**Written instruction:**
Review the lines that follow and copy each one that contains the word "value".

***

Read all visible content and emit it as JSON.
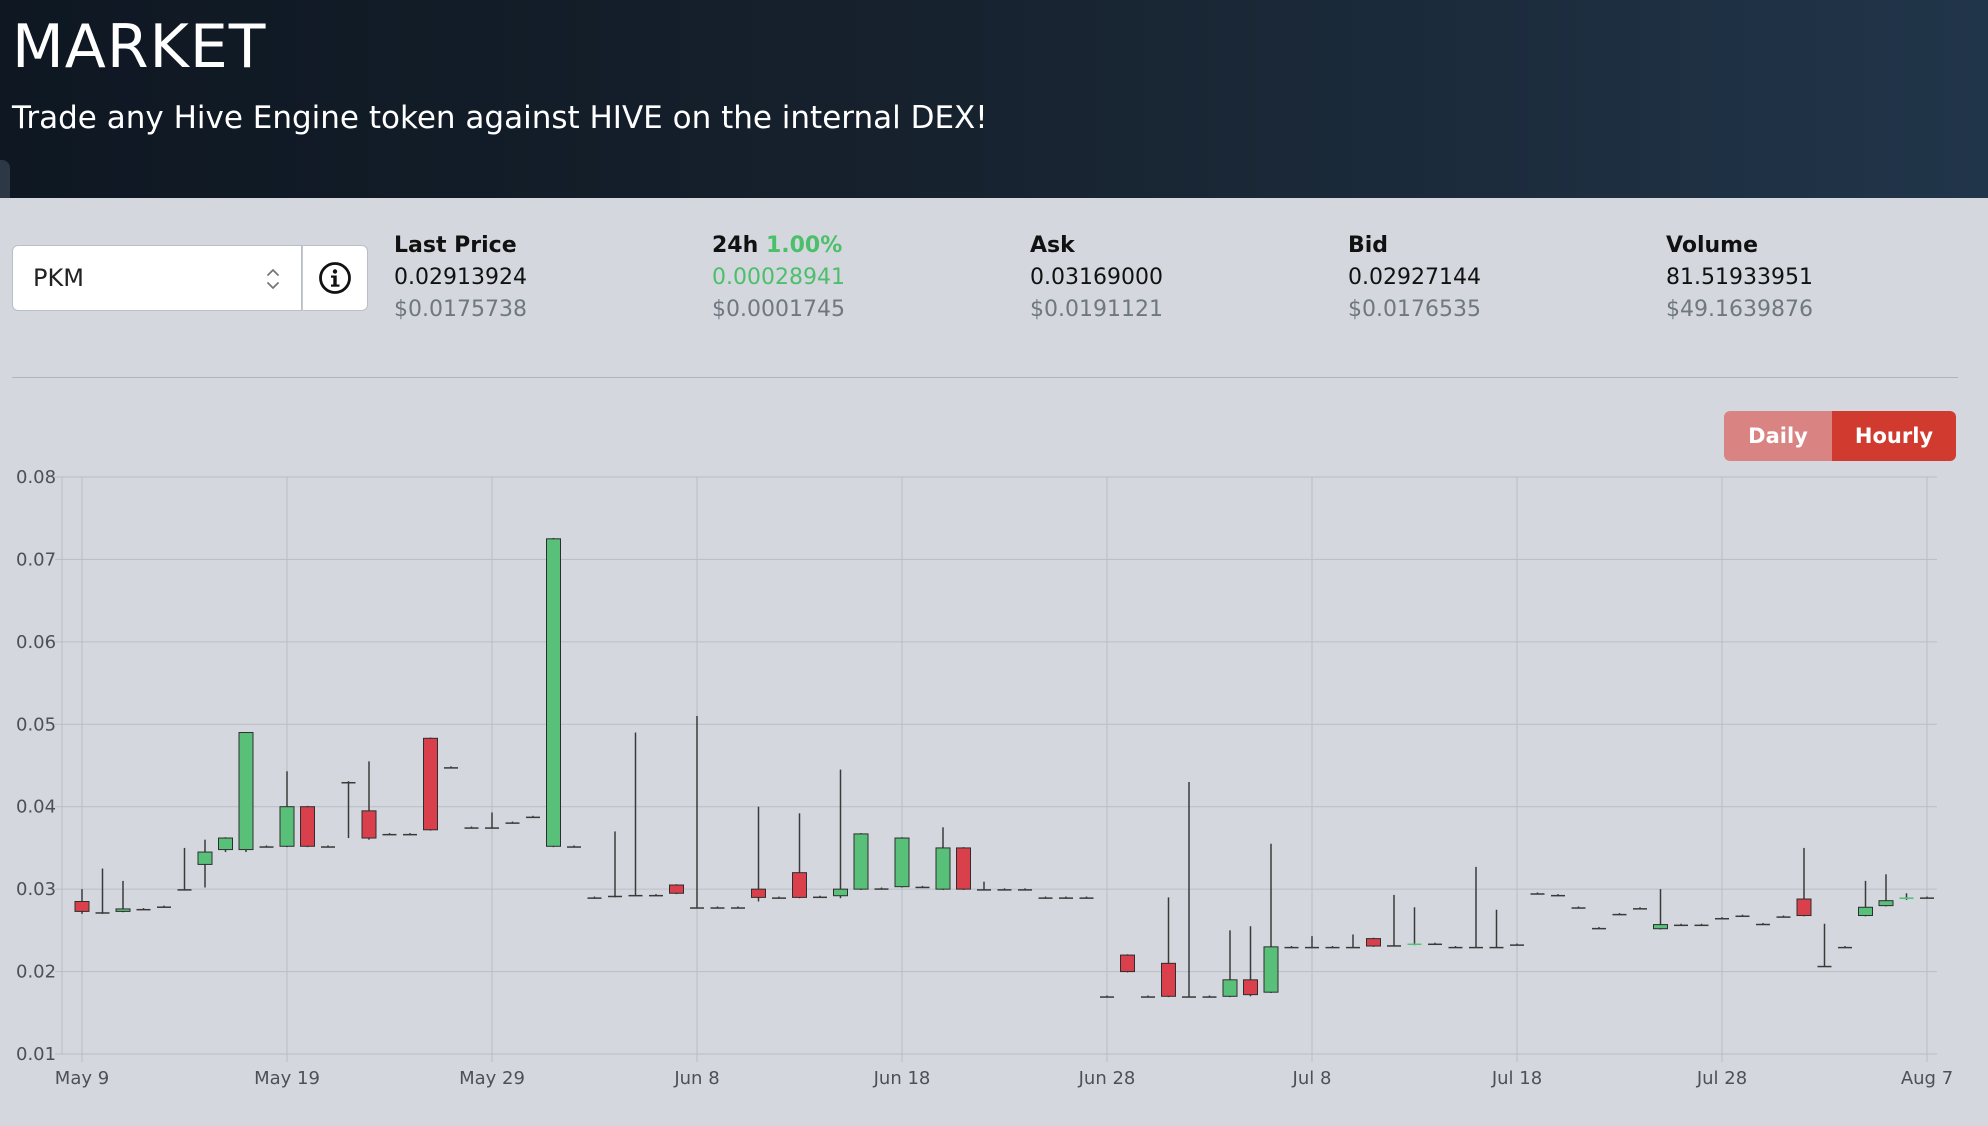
{
  "header": {
    "title": "MARKET",
    "subtitle": "Trade any Hive Engine token against HIVE on the internal DEX!"
  },
  "selector": {
    "token": "PKM"
  },
  "stats": {
    "last_price": {
      "label": "Last Price",
      "value": "0.02913924",
      "usd": "$0.0175738"
    },
    "change": {
      "label": "24h",
      "percent": "1.00%",
      "value": "0.00028941",
      "usd": "$0.0001745"
    },
    "ask": {
      "label": "Ask",
      "value": "0.03169000",
      "usd": "$0.0191121"
    },
    "bid": {
      "label": "Bid",
      "value": "0.02927144",
      "usd": "$0.0176535"
    },
    "volume": {
      "label": "Volume",
      "value": "81.51933951",
      "usd": "$49.1639876"
    }
  },
  "toggle": {
    "daily": "Daily",
    "hourly": "Hourly",
    "active": "hourly"
  },
  "colors": {
    "up": "#59c07a",
    "down": "#d9404c",
    "wick": "#3a3a3a",
    "grid": "#b8bec6"
  },
  "chart_data": {
    "type": "candlestick",
    "ylim": [
      0.01,
      0.08
    ],
    "yticks": [
      "0.01",
      "0.02",
      "0.03",
      "0.04",
      "0.05",
      "0.06",
      "0.07",
      "0.08"
    ],
    "xticks": [
      {
        "day": 0,
        "label": "May 9"
      },
      {
        "day": 10,
        "label": "May 19"
      },
      {
        "day": 20,
        "label": "May 29"
      },
      {
        "day": 30,
        "label": "Jun 8"
      },
      {
        "day": 40,
        "label": "Jun 18"
      },
      {
        "day": 50,
        "label": "Jun 28"
      },
      {
        "day": 60,
        "label": "Jul 8"
      },
      {
        "day": 70,
        "label": "Jul 18"
      },
      {
        "day": 80,
        "label": "Jul 28"
      },
      {
        "day": 90,
        "label": "Aug 7"
      }
    ],
    "candles": [
      {
        "d": 0,
        "o": 0.0285,
        "c": 0.0273,
        "h": 0.03,
        "l": 0.027
      },
      {
        "d": 1,
        "o": 0.0272,
        "c": 0.0272,
        "h": 0.0325,
        "l": 0.027
      },
      {
        "d": 2,
        "o": 0.0273,
        "c": 0.0276,
        "h": 0.031,
        "l": 0.0272
      },
      {
        "d": 3,
        "o": 0.0276,
        "c": 0.0276,
        "h": 0.0277,
        "l": 0.0275
      },
      {
        "d": 4,
        "o": 0.0279,
        "c": 0.0279,
        "h": 0.028,
        "l": 0.0278
      },
      {
        "d": 5,
        "o": 0.03,
        "c": 0.03,
        "h": 0.035,
        "l": 0.0299
      },
      {
        "d": 6,
        "o": 0.033,
        "c": 0.0345,
        "h": 0.036,
        "l": 0.0302
      },
      {
        "d": 7,
        "o": 0.0348,
        "c": 0.0362,
        "h": 0.0363,
        "l": 0.0345
      },
      {
        "d": 8,
        "o": 0.0348,
        "c": 0.049,
        "h": 0.049,
        "l": 0.0345
      },
      {
        "d": 9,
        "o": 0.0352,
        "c": 0.0352,
        "h": 0.0353,
        "l": 0.0351
      },
      {
        "d": 10,
        "o": 0.0352,
        "c": 0.04,
        "h": 0.0443,
        "l": 0.0351
      },
      {
        "d": 11,
        "o": 0.04,
        "c": 0.0352,
        "h": 0.0401,
        "l": 0.0351
      },
      {
        "d": 12,
        "o": 0.0352,
        "c": 0.0352,
        "h": 0.0353,
        "l": 0.0351
      },
      {
        "d": 13,
        "o": 0.043,
        "c": 0.043,
        "h": 0.0431,
        "l": 0.0362
      },
      {
        "d": 14,
        "o": 0.0395,
        "c": 0.0362,
        "h": 0.0455,
        "l": 0.036
      },
      {
        "d": 15,
        "o": 0.0367,
        "c": 0.0367,
        "h": 0.0368,
        "l": 0.0366
      },
      {
        "d": 16,
        "o": 0.0367,
        "c": 0.0367,
        "h": 0.0368,
        "l": 0.0366
      },
      {
        "d": 17,
        "o": 0.0483,
        "c": 0.0372,
        "h": 0.0484,
        "l": 0.0371
      },
      {
        "d": 18,
        "o": 0.0448,
        "c": 0.0448,
        "h": 0.0449,
        "l": 0.0447
      },
      {
        "d": 19,
        "o": 0.0375,
        "c": 0.0375,
        "h": 0.0376,
        "l": 0.0374
      },
      {
        "d": 20,
        "o": 0.0375,
        "c": 0.0375,
        "h": 0.0393,
        "l": 0.0374
      },
      {
        "d": 21,
        "o": 0.0381,
        "c": 0.0381,
        "h": 0.0382,
        "l": 0.038
      },
      {
        "d": 22,
        "o": 0.0388,
        "c": 0.0388,
        "h": 0.0389,
        "l": 0.0387
      },
      {
        "d": 23,
        "o": 0.0352,
        "c": 0.0725,
        "h": 0.0726,
        "l": 0.0351
      },
      {
        "d": 24,
        "o": 0.0352,
        "c": 0.0352,
        "h": 0.0353,
        "l": 0.0351
      },
      {
        "d": 25,
        "o": 0.029,
        "c": 0.029,
        "h": 0.0291,
        "l": 0.0289
      },
      {
        "d": 26,
        "o": 0.0292,
        "c": 0.0292,
        "h": 0.037,
        "l": 0.029
      },
      {
        "d": 27,
        "o": 0.0293,
        "c": 0.0293,
        "h": 0.049,
        "l": 0.0292
      },
      {
        "d": 28,
        "o": 0.0293,
        "c": 0.0293,
        "h": 0.0294,
        "l": 0.0292
      },
      {
        "d": 29,
        "o": 0.0305,
        "c": 0.0295,
        "h": 0.0306,
        "l": 0.0294
      },
      {
        "d": 30,
        "o": 0.0278,
        "c": 0.0278,
        "h": 0.051,
        "l": 0.0277
      },
      {
        "d": 31,
        "o": 0.0278,
        "c": 0.0278,
        "h": 0.0279,
        "l": 0.0277
      },
      {
        "d": 32,
        "o": 0.0278,
        "c": 0.0278,
        "h": 0.0279,
        "l": 0.0277
      },
      {
        "d": 33,
        "o": 0.03,
        "c": 0.029,
        "h": 0.04,
        "l": 0.0285
      },
      {
        "d": 34,
        "o": 0.029,
        "c": 0.029,
        "h": 0.0291,
        "l": 0.0289
      },
      {
        "d": 35,
        "o": 0.032,
        "c": 0.029,
        "h": 0.0392,
        "l": 0.0289
      },
      {
        "d": 36,
        "o": 0.0291,
        "c": 0.0291,
        "h": 0.0292,
        "l": 0.029
      },
      {
        "d": 37,
        "o": 0.0292,
        "c": 0.03,
        "h": 0.0445,
        "l": 0.0289
      },
      {
        "d": 38,
        "o": 0.03,
        "c": 0.0367,
        "h": 0.0368,
        "l": 0.0299
      },
      {
        "d": 39,
        "o": 0.0301,
        "c": 0.0301,
        "h": 0.0302,
        "l": 0.03
      },
      {
        "d": 40,
        "o": 0.0303,
        "c": 0.0362,
        "h": 0.0363,
        "l": 0.0302
      },
      {
        "d": 41,
        "o": 0.0303,
        "c": 0.0303,
        "h": 0.0304,
        "l": 0.0302
      },
      {
        "d": 42,
        "o": 0.03,
        "c": 0.035,
        "h": 0.0375,
        "l": 0.0299
      },
      {
        "d": 43,
        "o": 0.035,
        "c": 0.03,
        "h": 0.0351,
        "l": 0.0299
      },
      {
        "d": 44,
        "o": 0.03,
        "c": 0.03,
        "h": 0.0309,
        "l": 0.0299
      },
      {
        "d": 45,
        "o": 0.03,
        "c": 0.03,
        "h": 0.0301,
        "l": 0.0299
      },
      {
        "d": 46,
        "o": 0.03,
        "c": 0.03,
        "h": 0.0301,
        "l": 0.0299
      },
      {
        "d": 47,
        "o": 0.029,
        "c": 0.029,
        "h": 0.0291,
        "l": 0.0289
      },
      {
        "d": 48,
        "o": 0.029,
        "c": 0.029,
        "h": 0.0291,
        "l": 0.0289
      },
      {
        "d": 49,
        "o": 0.029,
        "c": 0.029,
        "h": 0.0291,
        "l": 0.0289
      },
      {
        "d": 50,
        "o": 0.017,
        "c": 0.017,
        "h": 0.0171,
        "l": 0.0169
      },
      {
        "d": 51,
        "o": 0.022,
        "c": 0.02,
        "h": 0.0221,
        "l": 0.0199
      },
      {
        "d": 52,
        "o": 0.017,
        "c": 0.017,
        "h": 0.0171,
        "l": 0.0169
      },
      {
        "d": 53,
        "o": 0.021,
        "c": 0.017,
        "h": 0.029,
        "l": 0.0169
      },
      {
        "d": 54,
        "o": 0.017,
        "c": 0.017,
        "h": 0.043,
        "l": 0.0169
      },
      {
        "d": 55,
        "o": 0.017,
        "c": 0.017,
        "h": 0.0171,
        "l": 0.0169
      },
      {
        "d": 56,
        "o": 0.017,
        "c": 0.019,
        "h": 0.025,
        "l": 0.0169
      },
      {
        "d": 57,
        "o": 0.019,
        "c": 0.0172,
        "h": 0.0255,
        "l": 0.017
      },
      {
        "d": 58,
        "o": 0.0175,
        "c": 0.023,
        "h": 0.0355,
        "l": 0.0174
      },
      {
        "d": 59,
        "o": 0.023,
        "c": 0.023,
        "h": 0.0231,
        "l": 0.0229
      },
      {
        "d": 60,
        "o": 0.023,
        "c": 0.023,
        "h": 0.0243,
        "l": 0.0229
      },
      {
        "d": 61,
        "o": 0.023,
        "c": 0.023,
        "h": 0.0231,
        "l": 0.0229
      },
      {
        "d": 62,
        "o": 0.023,
        "c": 0.023,
        "h": 0.0245,
        "l": 0.0229
      },
      {
        "d": 63,
        "o": 0.024,
        "c": 0.0231,
        "h": 0.0241,
        "l": 0.023
      },
      {
        "d": 64,
        "o": 0.0232,
        "c": 0.0232,
        "h": 0.0293,
        "l": 0.0231
      },
      {
        "d": 65,
        "o": 0.0233,
        "c": 0.0234,
        "h": 0.0278,
        "l": 0.0232
      },
      {
        "d": 66,
        "o": 0.0234,
        "c": 0.0234,
        "h": 0.0235,
        "l": 0.0233
      },
      {
        "d": 67,
        "o": 0.023,
        "c": 0.023,
        "h": 0.0231,
        "l": 0.0229
      },
      {
        "d": 68,
        "o": 0.023,
        "c": 0.023,
        "h": 0.0327,
        "l": 0.0229
      },
      {
        "d": 69,
        "o": 0.023,
        "c": 0.023,
        "h": 0.0275,
        "l": 0.0229
      },
      {
        "d": 70,
        "o": 0.0233,
        "c": 0.0233,
        "h": 0.0234,
        "l": 0.0232
      },
      {
        "d": 71,
        "o": 0.0295,
        "c": 0.0295,
        "h": 0.0296,
        "l": 0.0294
      },
      {
        "d": 72,
        "o": 0.0293,
        "c": 0.0293,
        "h": 0.0294,
        "l": 0.0292
      },
      {
        "d": 73,
        "o": 0.0278,
        "c": 0.0278,
        "h": 0.0279,
        "l": 0.0277
      },
      {
        "d": 74,
        "o": 0.0253,
        "c": 0.0253,
        "h": 0.0254,
        "l": 0.0252
      },
      {
        "d": 75,
        "o": 0.027,
        "c": 0.027,
        "h": 0.0271,
        "l": 0.0269
      },
      {
        "d": 76,
        "o": 0.0277,
        "c": 0.0277,
        "h": 0.0278,
        "l": 0.0276
      },
      {
        "d": 77,
        "o": 0.0252,
        "c": 0.0257,
        "h": 0.03,
        "l": 0.0251
      },
      {
        "d": 78,
        "o": 0.0257,
        "c": 0.0257,
        "h": 0.0258,
        "l": 0.0256
      },
      {
        "d": 79,
        "o": 0.0257,
        "c": 0.0257,
        "h": 0.0258,
        "l": 0.0256
      },
      {
        "d": 80,
        "o": 0.0265,
        "c": 0.0265,
        "h": 0.0266,
        "l": 0.0264
      },
      {
        "d": 81,
        "o": 0.0268,
        "c": 0.0268,
        "h": 0.0269,
        "l": 0.0267
      },
      {
        "d": 82,
        "o": 0.0258,
        "c": 0.0258,
        "h": 0.0259,
        "l": 0.0257
      },
      {
        "d": 83,
        "o": 0.0267,
        "c": 0.0267,
        "h": 0.0268,
        "l": 0.0266
      },
      {
        "d": 84,
        "o": 0.0288,
        "c": 0.0268,
        "h": 0.035,
        "l": 0.0267
      },
      {
        "d": 85,
        "o": 0.0207,
        "c": 0.0207,
        "h": 0.0258,
        "l": 0.0206
      },
      {
        "d": 86,
        "o": 0.023,
        "c": 0.023,
        "h": 0.0231,
        "l": 0.0229
      },
      {
        "d": 87,
        "o": 0.0268,
        "c": 0.0278,
        "h": 0.031,
        "l": 0.0267
      },
      {
        "d": 88,
        "o": 0.028,
        "c": 0.0286,
        "h": 0.0318,
        "l": 0.0279
      },
      {
        "d": 89,
        "o": 0.0288,
        "c": 0.029,
        "h": 0.0295,
        "l": 0.0287
      },
      {
        "d": 90,
        "o": 0.029,
        "c": 0.029,
        "h": 0.0291,
        "l": 0.0289
      }
    ]
  }
}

***

**Answer below:**
      "value": "0.02913924",
      "value": "0.00028941",
      "value": "0.03169000",
      "value": "0.02927144",
      "value": "81.51933951",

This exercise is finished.